> Stated exercise: Extract, from the listing that follows, each line containing the word "的对称点".

** begin Material provided **

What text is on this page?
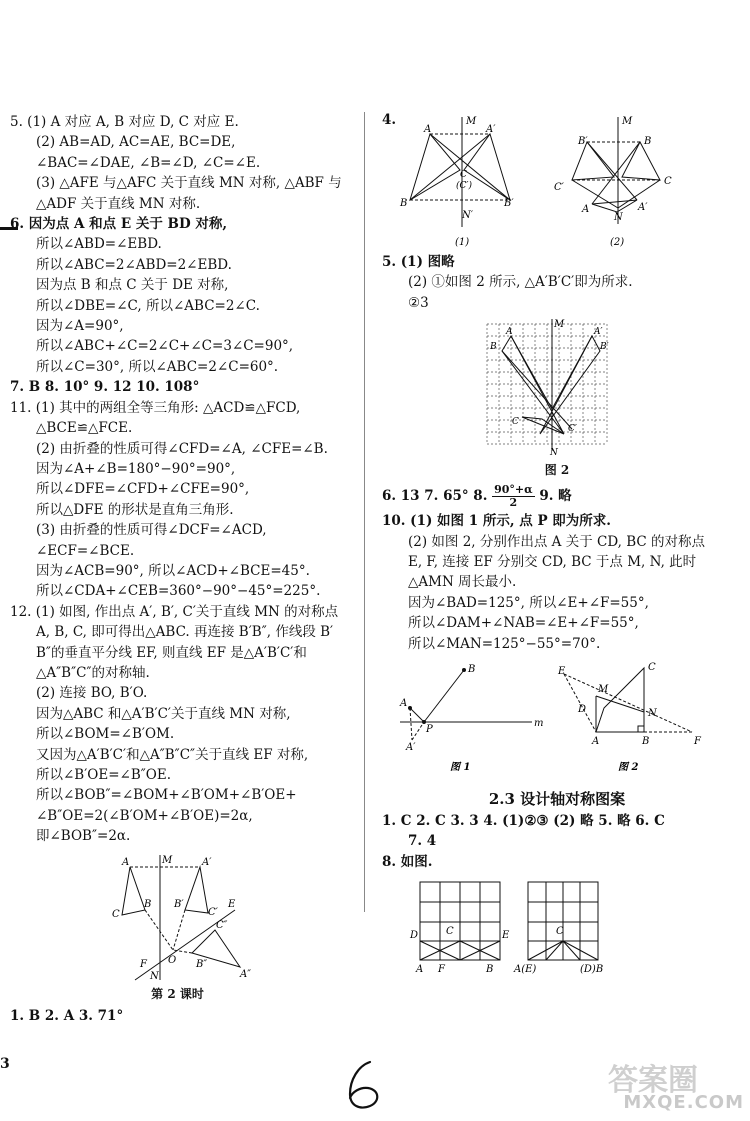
5. (1) A 对应 A, B 对应 D, C 对应 E.
(2) AB=AD, AC=AE, BC=DE,
∠BAC=∠DAE, ∠B=∠D, ∠C=∠E.
(3) △AFE 与△AFC 关于直线 MN 对称, △ABF 与
△ADF 关于直线 MN 对称.
6. 因为点 A 和点 E 关于 BD 对称,
所以∠ABD=∠EBD.
所以∠ABC=2∠ABD=2∠EBD.
因为点 B 和点 C 关于 DE 对称,
所以∠DBE=∠C, 所以∠ABC=2∠C.
因为∠A=90°,
所以∠ABC+∠C=2∠C+∠C=3∠C=90°,
所以∠C=30°, 所以∠ABC=2∠C=60°.
7. B 8. 10° 9. 12 10. 108°
11. (1) 其中的两组全等三角形: △ACD≌△FCD,
△BCE≌△FCE.
(2) 由折叠的性质可得∠CFD=∠A, ∠CFE=∠B.
因为∠A+∠B=180°−90°=90°,
所以∠DFE=∠CFD+∠CFE=90°,
所以△DFE 的形状是直角三角形.
(3) 由折叠的性质可得∠DCF=∠ACD,
∠ECF=∠BCE.
因为∠ACB=90°, 所以∠ACD+∠BCE=45°.
所以∠CDA+∠CEB=360°−90°−45°=225°.
12. (1) 如图, 作出点 A′, B′, C′关于直线 MN 的对称点
A, B, C, 即可得出△ABC. 再连接 B′B″, 作线段 B′
B″的垂直平分线 EF, 则直线 EF 是△A′B′C′和
△A″B″C″的对称轴.
(2) 连接 BO, B′O.
因为△ABC 和△A′B′C′关于直线 MN 对称,
所以∠BOM=∠B′OM.
又因为△A′B′C′和△A″B″C″关于直线 EF 对称,
所以∠B′OE=∠B″OE.
所以∠BOB″=∠BOM+∠B′OM+∠B′OE+
∠B″OE=2(∠B′OM+∠B′OE)=2α,
即∠BOB″=2α.
A	M	A′
C
B B′
C′
E
C″
F
N
O B″
A″
第 2 课时
1. B 2. A 3. 71°
4.	M
A	A′
B	B′
C
(C′)
N′
(1)
M
B′	B
C′
C
A	A′
N
(2)
5. (1) 图略
(2) ①如图 2 所示, △A′B′C′即为所求.
②3
M
A
B
A′
B′
C
C′
N
图 2
6. 13 7. 65° 8. $\frac{90^\circ+\alpha}{2} 9$. 略
10. (1) 如图 1 所示, 点 P 即为所求.
(2) 如图 2, 分别作出点 A 关于 CD, BC 的对称点
E, F, 连接 EF 分别交 CD, BC 于点 M, N, 此时
△AMN 周长最小.
因为∠BAD=125°, 所以∠E+∠F=55°,
所以∠DAM+∠NAB=∠E+∠F=55°,
所以∠MAN=125°−55°=70°.
B
A
P
A′
m
图 1
E	C
M
D	N
A	B	F
图 2
2.3 设计轴对称图案
1. C 2. C 3. 3 4. (1)②③ (2) 略 5. 略 6. C
7. 4
8. 如图.
D	C	E
A F	B
C
A(E)	(D)B
3	答案圈
MXQE.COM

** end Material provided **

> Full output:
12. (1) 如图, 作出点 A′, B′, C′关于直线 MN 的对称点
(2) 如图 2, 分别作出点 A 关于 CD, BC 的对称点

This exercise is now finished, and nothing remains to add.